• Description of the task
From the records below, pull each line that has "DCLNR".
begin
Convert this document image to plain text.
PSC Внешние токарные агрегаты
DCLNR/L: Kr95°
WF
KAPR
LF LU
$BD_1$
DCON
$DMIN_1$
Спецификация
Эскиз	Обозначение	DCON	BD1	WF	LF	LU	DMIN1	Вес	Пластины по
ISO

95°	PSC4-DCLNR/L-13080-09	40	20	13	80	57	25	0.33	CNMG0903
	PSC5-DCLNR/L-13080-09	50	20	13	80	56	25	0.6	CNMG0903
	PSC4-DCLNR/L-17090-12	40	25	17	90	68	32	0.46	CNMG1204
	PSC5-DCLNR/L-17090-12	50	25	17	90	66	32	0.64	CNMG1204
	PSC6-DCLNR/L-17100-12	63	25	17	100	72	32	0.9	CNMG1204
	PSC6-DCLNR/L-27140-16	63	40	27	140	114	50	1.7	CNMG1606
end
• The response
DCLNR/L: Kr95°
95°	PSC4-DCLNR/L-13080-09	40	20	13	80	57	25	0.33	CNMG0903
	PSC5-DCLNR/L-13080-09	50	20	13	80	56	25	0.6	CNMG0903
	PSC4-DCLNR/L-17090-12	40	25	17	90	68	32	0.46	CNMG1204
	PSC5-DCLNR/L-17090-12	50	25	17	90	66	32	0.64	CNMG1204
	PSC6-DCLNR/L-17100-12	63	25	17	100	72	32	0.9	CNMG1204
	PSC6-DCLNR/L-27140-16	63	40	27	140	114	50	1.7	CNMG1606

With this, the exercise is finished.